● Task brief
Copy out every line in which the string "مصوب" occurs.

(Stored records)
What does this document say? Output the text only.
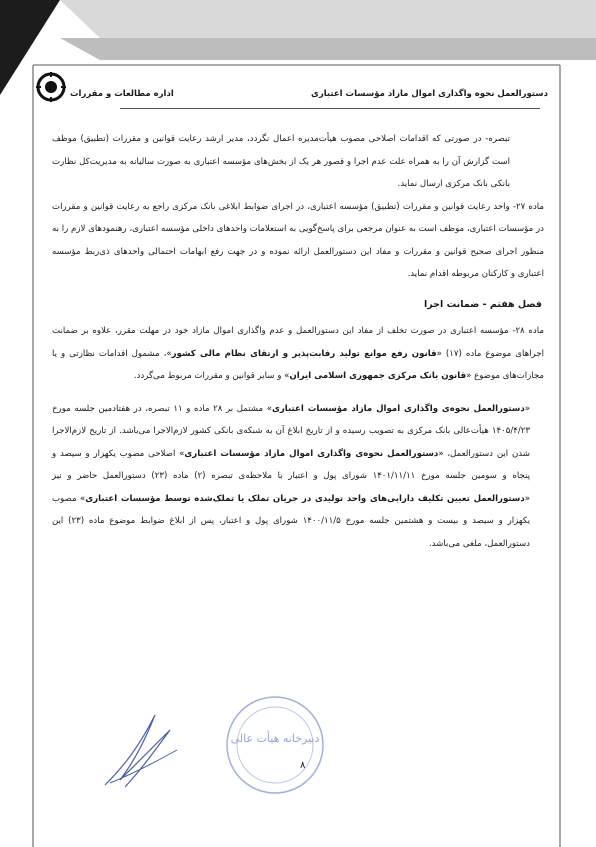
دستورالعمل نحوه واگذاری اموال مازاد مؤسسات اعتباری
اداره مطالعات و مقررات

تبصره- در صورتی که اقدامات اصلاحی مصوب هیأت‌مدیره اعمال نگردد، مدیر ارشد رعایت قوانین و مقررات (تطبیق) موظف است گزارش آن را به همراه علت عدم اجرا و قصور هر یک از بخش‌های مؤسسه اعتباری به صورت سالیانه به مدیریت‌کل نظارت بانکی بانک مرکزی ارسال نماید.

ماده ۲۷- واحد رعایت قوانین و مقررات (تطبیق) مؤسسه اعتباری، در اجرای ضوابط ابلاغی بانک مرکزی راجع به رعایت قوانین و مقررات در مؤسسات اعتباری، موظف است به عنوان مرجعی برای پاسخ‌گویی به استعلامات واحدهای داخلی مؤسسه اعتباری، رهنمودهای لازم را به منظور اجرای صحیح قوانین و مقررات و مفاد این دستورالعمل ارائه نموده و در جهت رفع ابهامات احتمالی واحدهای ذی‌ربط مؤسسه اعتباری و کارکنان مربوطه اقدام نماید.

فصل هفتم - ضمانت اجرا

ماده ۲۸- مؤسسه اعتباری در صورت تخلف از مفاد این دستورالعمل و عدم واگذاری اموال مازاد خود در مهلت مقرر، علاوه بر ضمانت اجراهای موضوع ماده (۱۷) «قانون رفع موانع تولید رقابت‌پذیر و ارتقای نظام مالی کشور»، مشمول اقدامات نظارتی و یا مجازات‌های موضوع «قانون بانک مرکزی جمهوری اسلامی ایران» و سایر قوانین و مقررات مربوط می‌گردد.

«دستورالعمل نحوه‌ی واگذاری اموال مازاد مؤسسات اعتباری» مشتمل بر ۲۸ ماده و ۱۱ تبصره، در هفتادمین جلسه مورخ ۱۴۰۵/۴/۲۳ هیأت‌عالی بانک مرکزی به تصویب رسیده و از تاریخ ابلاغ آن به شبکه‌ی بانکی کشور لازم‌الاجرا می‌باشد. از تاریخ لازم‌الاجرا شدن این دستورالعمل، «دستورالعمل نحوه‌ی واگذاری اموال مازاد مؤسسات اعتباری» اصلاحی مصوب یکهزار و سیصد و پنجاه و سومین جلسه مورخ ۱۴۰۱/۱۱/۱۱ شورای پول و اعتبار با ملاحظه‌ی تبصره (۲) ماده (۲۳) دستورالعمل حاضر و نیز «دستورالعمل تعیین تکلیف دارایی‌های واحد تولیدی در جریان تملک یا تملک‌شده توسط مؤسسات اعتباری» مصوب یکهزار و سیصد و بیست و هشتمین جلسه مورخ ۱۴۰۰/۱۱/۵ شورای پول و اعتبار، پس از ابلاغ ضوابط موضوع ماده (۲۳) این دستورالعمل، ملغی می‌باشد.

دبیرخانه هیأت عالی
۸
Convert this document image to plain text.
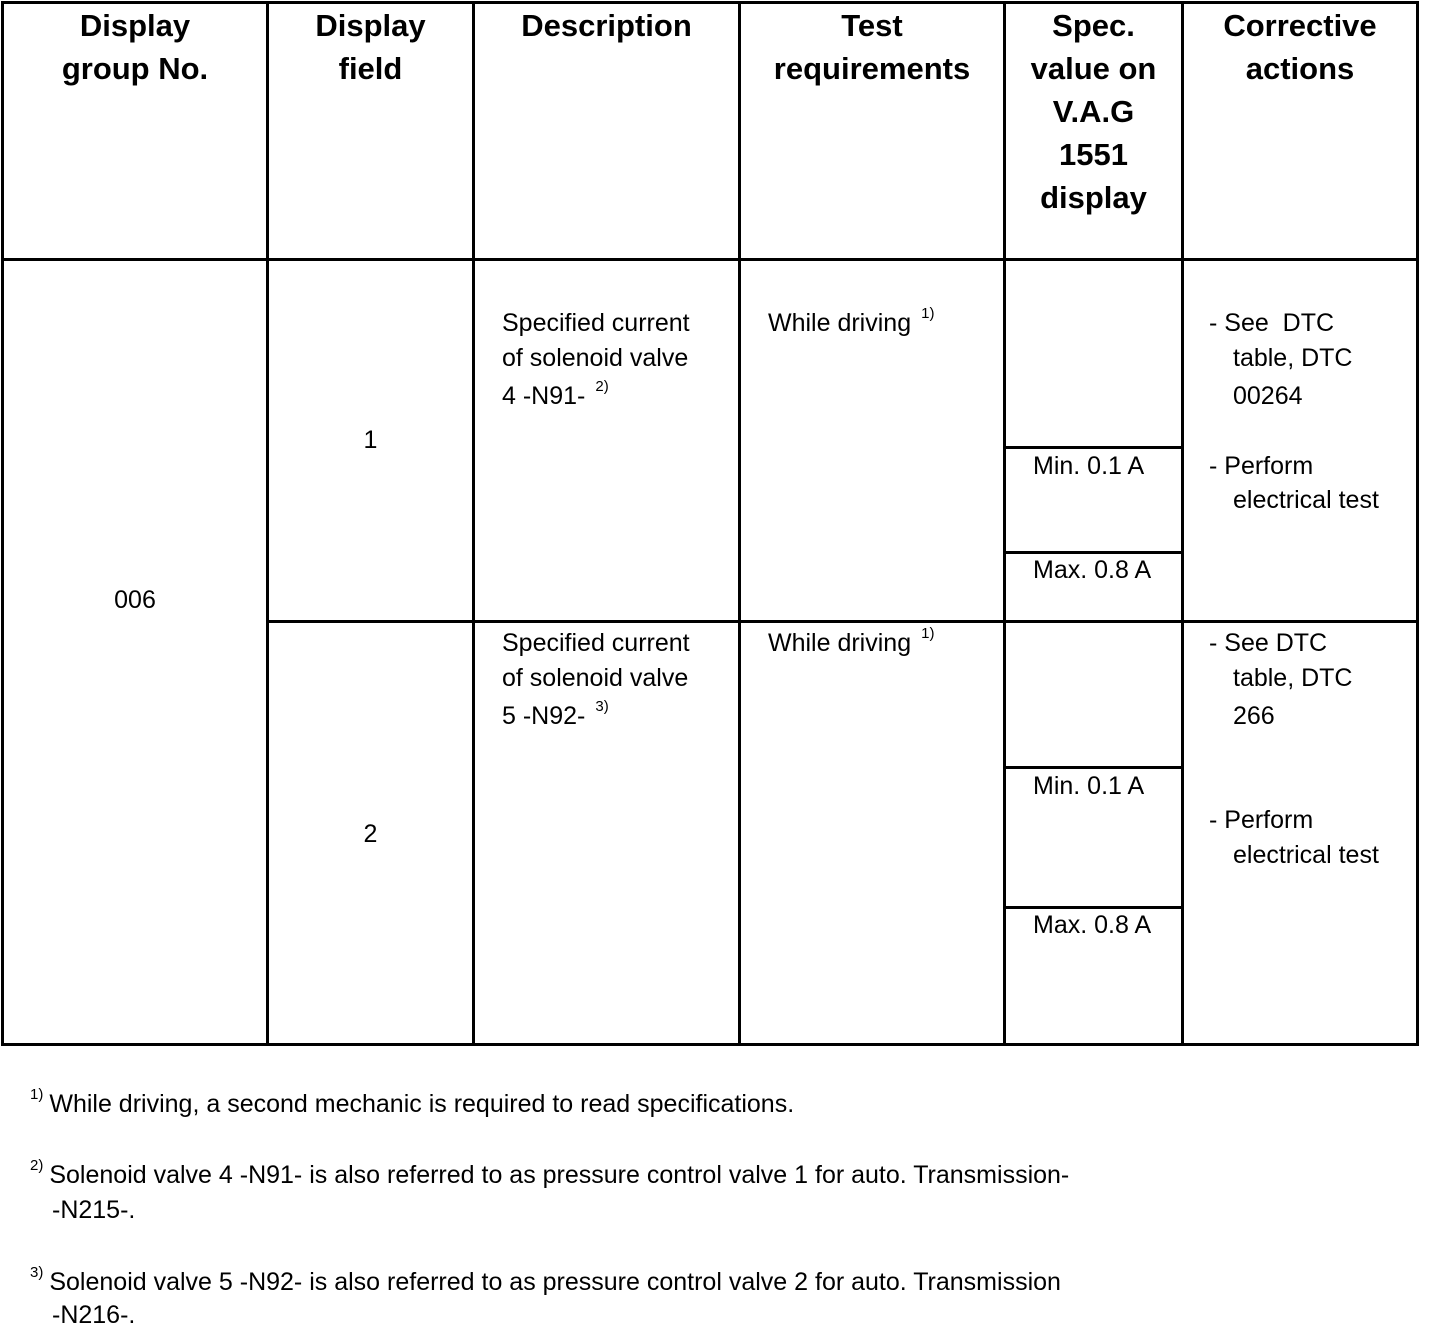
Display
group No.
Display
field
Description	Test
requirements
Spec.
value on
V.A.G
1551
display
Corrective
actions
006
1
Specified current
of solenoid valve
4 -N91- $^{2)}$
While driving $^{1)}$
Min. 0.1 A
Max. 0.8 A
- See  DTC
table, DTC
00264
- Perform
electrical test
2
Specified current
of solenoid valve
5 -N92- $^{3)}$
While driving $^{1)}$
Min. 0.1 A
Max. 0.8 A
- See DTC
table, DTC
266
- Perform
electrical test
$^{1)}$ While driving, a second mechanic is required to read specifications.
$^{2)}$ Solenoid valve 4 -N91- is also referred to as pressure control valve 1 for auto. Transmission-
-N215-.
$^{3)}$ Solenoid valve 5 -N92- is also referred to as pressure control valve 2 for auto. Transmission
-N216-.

● Exercise answer
تبصره- در صورتی که اقدامات اصلاحی مصوب هیأت‌مدیره اعمال نگردد، مدیر ارشد رعایت قوانین و مقررات (تطبیق) موظف است گزارش آن را به همراه علت عدم اجرا و قصور هر یک از بخش‌های مؤسسه اعتباری به صورت سالیانه به مدیریت‌کل نظارت بانکی بانک مرکزی ارسال نماید.
«دستورالعمل نحوه‌ی واگذاری اموال مازاد مؤسسات اعتباری» مشتمل بر ۲۸ ماده و ۱۱ تبصره، در هفتادمین جلسه مورخ ۱۴۰۵/۴/۲۳ هیأت‌عالی بانک مرکزی به تصویب رسیده و از تاریخ ابلاغ آن به شبکه‌ی بانکی کشور لازم‌الاجرا می‌باشد. از تاریخ لازم‌الاجرا شدن این دستورالعمل، «دستورالعمل نحوه‌ی واگذاری اموال مازاد مؤسسات اعتباری» اصلاحی مصوب یکهزار و سیصد و پنجاه و سومین جلسه مورخ ۱۴۰۱/۱۱/۱۱ شورای پول و اعتبار با ملاحظه‌ی تبصره (۲) ماده (۲۳) دستورالعمل حاضر و نیز «دستورالعمل تعیین تکلیف دارایی‌های واحد تولیدی در جریان تملک یا تملک‌شده توسط مؤسسات اعتباری» مصوب یکهزار و سیصد و بیست و هشتمین جلسه مورخ ۱۴۰۰/۱۱/۵ شورای پول و اعتبار، پس از ابلاغ ضوابط موضوع ماده (۲۳) این دستورالعمل، ملغی می‌باشد.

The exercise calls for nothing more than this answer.